## Exercise goal
Omit images. Retype all entries verbatim.

------------------------------------------------

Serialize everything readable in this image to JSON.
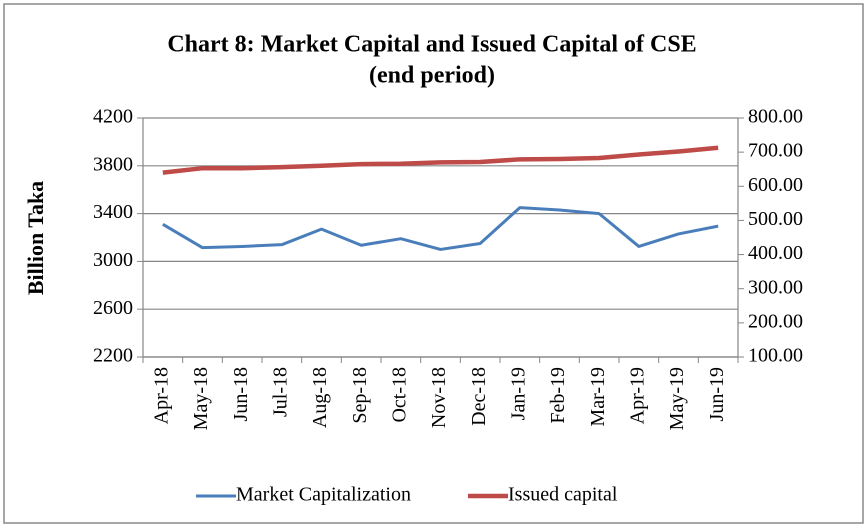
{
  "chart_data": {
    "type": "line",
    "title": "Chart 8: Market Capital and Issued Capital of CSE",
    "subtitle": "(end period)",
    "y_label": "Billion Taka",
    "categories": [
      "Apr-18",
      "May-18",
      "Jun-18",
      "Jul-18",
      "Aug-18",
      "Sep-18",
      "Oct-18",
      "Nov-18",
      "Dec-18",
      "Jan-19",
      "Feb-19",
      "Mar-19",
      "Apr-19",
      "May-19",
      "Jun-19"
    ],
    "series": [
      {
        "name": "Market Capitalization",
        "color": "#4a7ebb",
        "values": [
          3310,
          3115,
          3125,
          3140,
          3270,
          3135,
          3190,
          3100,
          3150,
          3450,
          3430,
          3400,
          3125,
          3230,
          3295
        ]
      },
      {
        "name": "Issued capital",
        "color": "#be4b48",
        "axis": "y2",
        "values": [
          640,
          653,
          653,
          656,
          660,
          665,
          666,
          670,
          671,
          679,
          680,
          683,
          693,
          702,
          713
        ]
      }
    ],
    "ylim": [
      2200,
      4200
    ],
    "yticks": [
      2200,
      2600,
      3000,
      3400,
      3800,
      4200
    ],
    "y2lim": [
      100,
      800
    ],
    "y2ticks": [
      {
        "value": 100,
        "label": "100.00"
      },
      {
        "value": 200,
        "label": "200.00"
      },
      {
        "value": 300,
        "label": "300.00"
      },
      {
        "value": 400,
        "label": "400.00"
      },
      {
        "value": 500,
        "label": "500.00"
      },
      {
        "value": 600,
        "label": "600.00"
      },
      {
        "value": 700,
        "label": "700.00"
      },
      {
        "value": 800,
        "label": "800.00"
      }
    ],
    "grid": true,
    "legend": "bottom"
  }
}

------------------------------------------------

## Task output
Serialize everything readable in this image to JSON.
{
  "chart_data": {
    "type": "line",
    "title": "Chart 8: Market Capital and Issued Capital of CSE",
    "subtitle": "(end period)",
    "y_label": "Billion Taka",
    "categories": [
      "Apr-18",
      "May-18",
      "Jun-18",
      "Jul-18",
      "Aug-18",
      "Sep-18",
      "Oct-18",
      "Nov-18",
      "Dec-18",
      "Jan-19",
      "Feb-19",
      "Mar-19",
      "Apr-19",
      "May-19",
      "Jun-19"
    ],
    "series": [
      {
        "name": "Market Capitalization",
        "color": "#4a7ebb",
        "values": [
          3310,
          3115,
          3125,
          3140,
          3270,
          3135,
          3190,
          3100,
          3150,
          3450,
          3430,
          3400,
          3125,
          3230,
          3295
        ]
      },
      {
        "name": "Issued capital",
        "color": "#be4b48",
        "axis": "y2",
        "values": [
          640,
          653,
          653,
          656,
          660,
          665,
          666,
          670,
          671,
          679,
          680,
          683,
          693,
          702,
          713
        ]
      }
    ],
    "ylim": [
      2200,
      4200
    ],
    "yticks": [
      2200,
      2600,
      3000,
      3400,
      3800,
      4200
    ],
    "y2lim": [
      100,
      800
    ],
    "y2ticks": [
      {
        "value": 100,
        "label": "100.00"
      },
      {
        "value": 200,
        "label": "200.00"
      },
      {
        "value": 300,
        "label": "300.00"
      },
      {
        "value": 400,
        "label": "400.00"
      },
      {
        "value": 500,
        "label": "500.00"
      },
      {
        "value": 600,
        "label": "600.00"
      },
      {
        "value": 700,
        "label": "700.00"
      },
      {
        "value": 800,
        "label": "800.00"
      }
    ],
    "grid": true,
    "legend": "bottom"
  }
}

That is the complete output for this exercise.